Figure record listings:
[START]

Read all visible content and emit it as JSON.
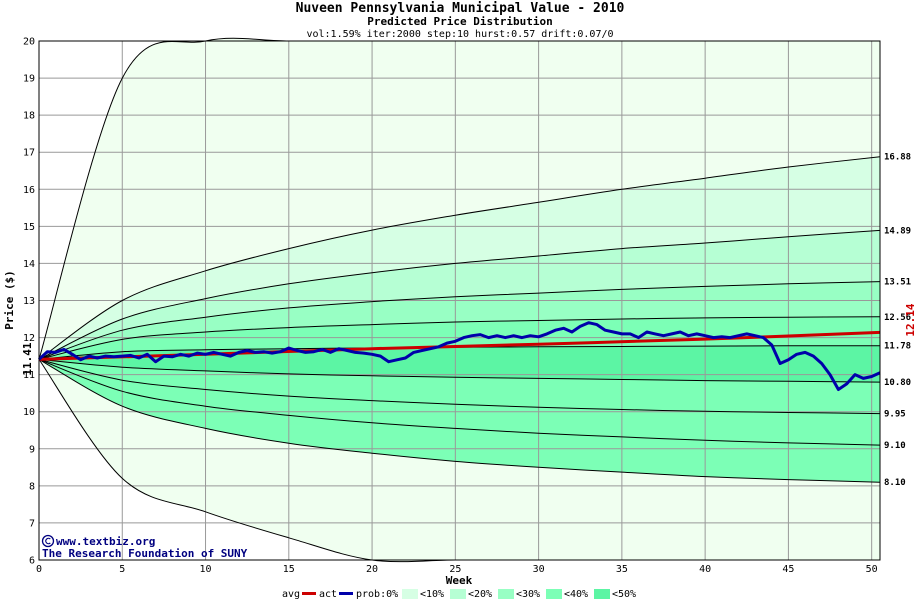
{
  "chart_data": {
    "type": "area",
    "title": "Nuveen Pennsylvania Municipal Value - 2010",
    "subtitle": "Predicted Price Distribution",
    "params": "vol:1.59% iter:2000 step:10 hurst:0.57 drift:0.07/0",
    "xlabel": "Week",
    "ylabel": "Price ($)",
    "xlim": [
      0,
      50.5
    ],
    "ylim": [
      6,
      20
    ],
    "x_ticks": [
      0,
      5,
      10,
      15,
      20,
      25,
      30,
      35,
      40,
      45,
      50
    ],
    "y_ticks": [
      6,
      7,
      8,
      9,
      10,
      11,
      12,
      13,
      14,
      15,
      16,
      17,
      18,
      19,
      20
    ],
    "start_price": 11.41,
    "start_label": "11.41",
    "end_avg_label": "12.14",
    "end_avg_value": 12.14,
    "end_actual_value": 11.05,
    "right_labels": [
      "16.88",
      "14.89",
      "13.51",
      "12.56",
      "11.78",
      "10.80",
      "9.95",
      "9.10",
      "8.10"
    ],
    "bands": {
      "weeks": [
        0,
        5,
        10,
        15,
        20,
        25,
        30,
        35,
        40,
        45,
        50.5
      ],
      "outer_upper": [
        11.41,
        19.0,
        20.0,
        20.0,
        20.0,
        20.0,
        20.0,
        20.0,
        20.0,
        20.0,
        20.0
      ],
      "outer_lower": [
        11.41,
        8.2,
        7.3,
        6.6,
        6.0,
        6.0,
        6.0,
        6.0,
        6.0,
        6.0,
        6.0
      ],
      "upper": [
        [
          11.41,
          13.0,
          13.8,
          14.4,
          14.9,
          15.3,
          15.65,
          16.0,
          16.3,
          16.6,
          16.88
        ],
        [
          11.41,
          12.5,
          13.05,
          13.45,
          13.75,
          14.0,
          14.2,
          14.4,
          14.55,
          14.72,
          14.89
        ],
        [
          11.41,
          12.2,
          12.55,
          12.8,
          12.97,
          13.1,
          13.2,
          13.3,
          13.38,
          13.45,
          13.51
        ],
        [
          11.41,
          11.95,
          12.15,
          12.27,
          12.35,
          12.42,
          12.46,
          12.5,
          12.53,
          12.55,
          12.56
        ],
        [
          11.41,
          11.62,
          11.67,
          11.7,
          11.72,
          11.74,
          11.75,
          11.76,
          11.77,
          11.78,
          11.78
        ]
      ],
      "lower": [
        [
          11.41,
          11.2,
          11.1,
          11.02,
          10.97,
          10.93,
          10.9,
          10.87,
          10.84,
          10.82,
          10.8
        ],
        [
          11.41,
          10.85,
          10.6,
          10.42,
          10.3,
          10.2,
          10.12,
          10.06,
          10.01,
          9.98,
          9.95
        ],
        [
          11.41,
          10.55,
          10.15,
          9.9,
          9.7,
          9.55,
          9.42,
          9.32,
          9.23,
          9.16,
          9.1
        ],
        [
          11.41,
          10.15,
          9.55,
          9.15,
          8.88,
          8.66,
          8.5,
          8.37,
          8.25,
          8.17,
          8.1
        ]
      ]
    },
    "series": [
      {
        "name": "avg",
        "color": "#cc0000",
        "x": [
          0,
          10,
          20,
          30,
          40,
          50.5
        ],
        "y": [
          11.41,
          11.55,
          11.7,
          11.82,
          11.96,
          12.14
        ]
      },
      {
        "name": "act",
        "color": "#0000aa",
        "x": [
          0,
          0.5,
          1,
          1.5,
          2,
          2.5,
          3,
          3.5,
          4,
          4.5,
          5,
          5.5,
          6,
          6.5,
          7,
          7.5,
          8,
          8.5,
          9,
          9.5,
          10,
          10.5,
          11,
          11.5,
          12,
          12.5,
          13,
          13.5,
          14,
          14.5,
          15,
          15.5,
          16,
          16.5,
          17,
          17.5,
          18,
          18.5,
          19,
          19.5,
          20,
          20.5,
          21,
          21.5,
          22,
          22.5,
          23,
          23.5,
          24,
          24.5,
          25,
          25.5,
          26,
          26.5,
          27,
          27.5,
          28,
          28.5,
          29,
          29.5,
          30,
          30.5,
          31,
          31.5,
          32,
          32.5,
          33,
          33.5,
          34,
          34.5,
          35,
          35.5,
          36,
          36.5,
          37,
          37.5,
          38,
          38.5,
          39,
          39.5,
          40,
          40.5,
          41,
          41.5,
          42,
          42.5,
          43,
          43.5,
          44,
          44.5,
          45,
          45.5,
          46,
          46.5,
          47,
          47.5,
          48,
          48.5,
          49,
          49.5,
          50,
          50.5
        ],
        "y": [
          11.41,
          11.62,
          11.6,
          11.68,
          11.55,
          11.4,
          11.5,
          11.45,
          11.5,
          11.48,
          11.5,
          11.52,
          11.45,
          11.55,
          11.35,
          11.5,
          11.48,
          11.55,
          11.5,
          11.58,
          11.55,
          11.6,
          11.55,
          11.5,
          11.6,
          11.65,
          11.6,
          11.62,
          11.58,
          11.62,
          11.72,
          11.65,
          11.6,
          11.62,
          11.68,
          11.6,
          11.7,
          11.65,
          11.6,
          11.58,
          11.55,
          11.5,
          11.35,
          11.4,
          11.45,
          11.6,
          11.65,
          11.7,
          11.75,
          11.85,
          11.9,
          12.0,
          12.05,
          12.08,
          12.0,
          12.05,
          12.0,
          12.05,
          12.0,
          12.05,
          12.02,
          12.1,
          12.2,
          12.25,
          12.15,
          12.3,
          12.4,
          12.35,
          12.2,
          12.15,
          12.1,
          12.1,
          12.0,
          12.15,
          12.1,
          12.05,
          12.1,
          12.15,
          12.05,
          12.1,
          12.05,
          12.0,
          12.02,
          12.0,
          12.05,
          12.1,
          12.05,
          12.0,
          11.8,
          11.3,
          11.4,
          11.55,
          11.6,
          11.5,
          11.3,
          11.0,
          10.6,
          10.75,
          11.0,
          10.9,
          10.95,
          11.05
        ]
      }
    ],
    "legend": {
      "avg": "avg",
      "act": "act",
      "prob": "prob:0%",
      "b10": "<10%",
      "b20": "<20%",
      "b30": "<30%",
      "b40": "<40%",
      "b50": "<50%"
    },
    "band_colors": [
      "#f0fff0",
      "#d6ffe4",
      "#b6ffd4",
      "#98ffc4",
      "#7cffb6",
      "#5cf5a4"
    ],
    "credits": [
      "www.textbiz.org",
      "The Research Foundation of SUNY"
    ]
  }
}
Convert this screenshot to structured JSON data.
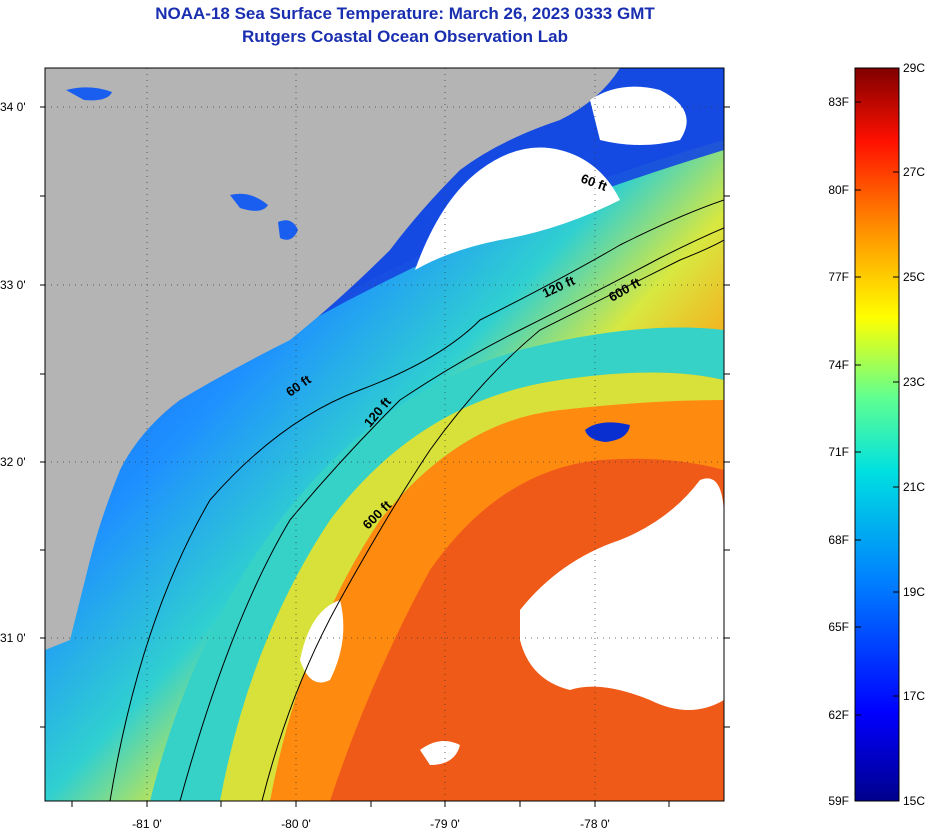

[END]

Written request: Leave out the pictures and output the rest of the material exactly as written.

Final result:
Read all visible content and emit it as JSON.
{
  "chart_data": {
    "type": "area",
    "title": "Nuveen Pennsylvania Municipal Value - 2010",
    "subtitle": "Predicted Price Distribution",
    "params": "vol:1.59% iter:2000 step:10 hurst:0.57 drift:0.07/0",
    "xlabel": "Week",
    "ylabel": "Price ($)",
    "xlim": [
      0,
      50.5
    ],
    "ylim": [
      6,
      20
    ],
    "x_ticks": [
      0,
      5,
      10,
      15,
      20,
      25,
      30,
      35,
      40,
      45,
      50
    ],
    "y_ticks": [
      6,
      7,
      8,
      9,
      10,
      11,
      12,
      13,
      14,
      15,
      16,
      17,
      18,
      19,
      20
    ],
    "start_price": 11.41,
    "start_label": "11.41",
    "end_avg_label": "12.14",
    "end_avg_value": 12.14,
    "end_actual_value": 11.05,
    "right_labels": [
      "16.88",
      "14.89",
      "13.51",
      "12.56",
      "11.78",
      "10.80",
      "9.95",
      "9.10",
      "8.10"
    ],
    "bands": {
      "weeks": [
        0,
        5,
        10,
        15,
        20,
        25,
        30,
        35,
        40,
        45,
        50.5
      ],
      "outer_upper": [
        11.41,
        19.0,
        20.0,
        20.0,
        20.0,
        20.0,
        20.0,
        20.0,
        20.0,
        20.0,
        20.0
      ],
      "outer_lower": [
        11.41,
        8.2,
        7.3,
        6.6,
        6.0,
        6.0,
        6.0,
        6.0,
        6.0,
        6.0,
        6.0
      ],
      "upper": [
        [
          11.41,
          13.0,
          13.8,
          14.4,
          14.9,
          15.3,
          15.65,
          16.0,
          16.3,
          16.6,
          16.88
        ],
        [
          11.41,
          12.5,
          13.05,
          13.45,
          13.75,
          14.0,
          14.2,
          14.4,
          14.55,
          14.72,
          14.89
        ],
        [
          11.41,
          12.2,
          12.55,
          12.8,
          12.97,
          13.1,
          13.2,
          13.3,
          13.38,
          13.45,
          13.51
        ],
        [
          11.41,
          11.95,
          12.15,
          12.27,
          12.35,
          12.42,
          12.46,
          12.5,
          12.53,
          12.55,
          12.56
        ],
        [
          11.41,
          11.62,
          11.67,
          11.7,
          11.72,
          11.74,
          11.75,
          11.76,
          11.77,
          11.78,
          11.78
        ]
      ],
      "lower": [
        [
          11.41,
          11.2,
          11.1,
          11.02,
          10.97,
          10.93,
          10.9,
          10.87,
          10.84,
          10.82,
          10.8
        ],
        [
          11.41,
          10.85,
          10.6,
          10.42,
          10.3,
          10.2,
          10.12,
          10.06,
          10.01,
          9.98,
          9.95
        ],
        [
          11.41,
          10.55,
          10.15,
          9.9,
          9.7,
          9.55,
          9.42,
          9.32,
          9.23,
          9.16,
          9.1
        ],
        [
          11.41,
          10.15,
          9.55,
          9.15,
          8.88,
          8.66,
          8.5,
          8.37,
          8.25,
          8.17,
          8.1
        ]
      ]
    },
    "series": [
      {
        "name": "avg",
        "color": "#cc0000",
        "x": [
          0,
          10,
          20,
          30,
          40,
          50.5
        ],
        "y": [
          11.41,
          11.55,
          11.7,
          11.82,
          11.96,
          12.14
        ]
      },
      {
        "name": "act",
        "color": "#0000aa",
        "x": [
          0,
          0.5,
          1,
          1.5,
          2,
          2.5,
          3,
          3.5,
          4,
          4.5,
          5,
          5.5,
          6,
          6.5,
          7,
          7.5,
          8,
          8.5,
          9,
          9.5,
          10,
          10.5,
          11,
          11.5,
          12,
          12.5,
          13,
          13.5,
          14,
          14.5,
          15,
          15.5,
          16,
          16.5,
          17,
          17.5,
          18,
          18.5,
          19,
          19.5,
          20,
          20.5,
          21,
          21.5,
          22,
          22.5,
          23,
          23.5,
          24,
          24.5,
          25,
          25.5,
          26,
          26.5,
          27,
          27.5,
          28,
          28.5,
          29,
          29.5,
          30,
          30.5,
          31,
          31.5,
          32,
          32.5,
          33,
          33.5,
          34,
          34.5,
          35,
          35.5,
          36,
          36.5,
          37,
          37.5,
          38,
          38.5,
          39,
          39.5,
          40,
          40.5,
          41,
          41.5,
          42,
          42.5,
          43,
          43.5,
          44,
          44.5,
          45,
          45.5,
          46,
          46.5,
          47,
          47.5,
          48,
          48.5,
          49,
          49.5,
          50,
          50.5
        ],
        "y": [
          11.41,
          11.62,
          11.6,
          11.68,
          11.55,
          11.4,
          11.5,
          11.45,
          11.5,
          11.48,
          11.5,
          11.52,
          11.45,
          11.55,
          11.35,
          11.5,
          11.48,
          11.55,
          11.5,
          11.58,
          11.55,
          11.6,
          11.55,
          11.5,
          11.6,
          11.65,
          11.6,
          11.62,
          11.58,
          11.62,
          11.72,
          11.65,
          11.6,
          11.62,
          11.68,
          11.6,
          11.7,
          11.65,
          11.6,
          11.58,
          11.55,
          11.5,
          11.35,
          11.4,
          11.45,
          11.6,
          11.65,
          11.7,
          11.75,
          11.85,
          11.9,
          12.0,
          12.05,
          12.08,
          12.0,
          12.05,
          12.0,
          12.05,
          12.0,
          12.05,
          12.02,
          12.1,
          12.2,
          12.25,
          12.15,
          12.3,
          12.4,
          12.35,
          12.2,
          12.15,
          12.1,
          12.1,
          12.0,
          12.15,
          12.1,
          12.05,
          12.1,
          12.15,
          12.05,
          12.1,
          12.05,
          12.0,
          12.02,
          12.0,
          12.05,
          12.1,
          12.05,
          12.0,
          11.8,
          11.3,
          11.4,
          11.55,
          11.6,
          11.5,
          11.3,
          11.0,
          10.6,
          10.75,
          11.0,
          10.9,
          10.95,
          11.05
        ]
      }
    ],
    "legend": {
      "avg": "avg",
      "act": "act",
      "prob": "prob:0%",
      "b10": "<10%",
      "b20": "<20%",
      "b30": "<30%",
      "b40": "<40%",
      "b50": "<50%"
    },
    "band_colors": [
      "#f0fff0",
      "#d6ffe4",
      "#b6ffd4",
      "#98ffc4",
      "#7cffb6",
      "#5cf5a4"
    ],
    "credits": [
      "www.textbiz.org",
      "The Research Foundation of SUNY"
    ]
  }
}
Convert this screenshot to structured JSON data.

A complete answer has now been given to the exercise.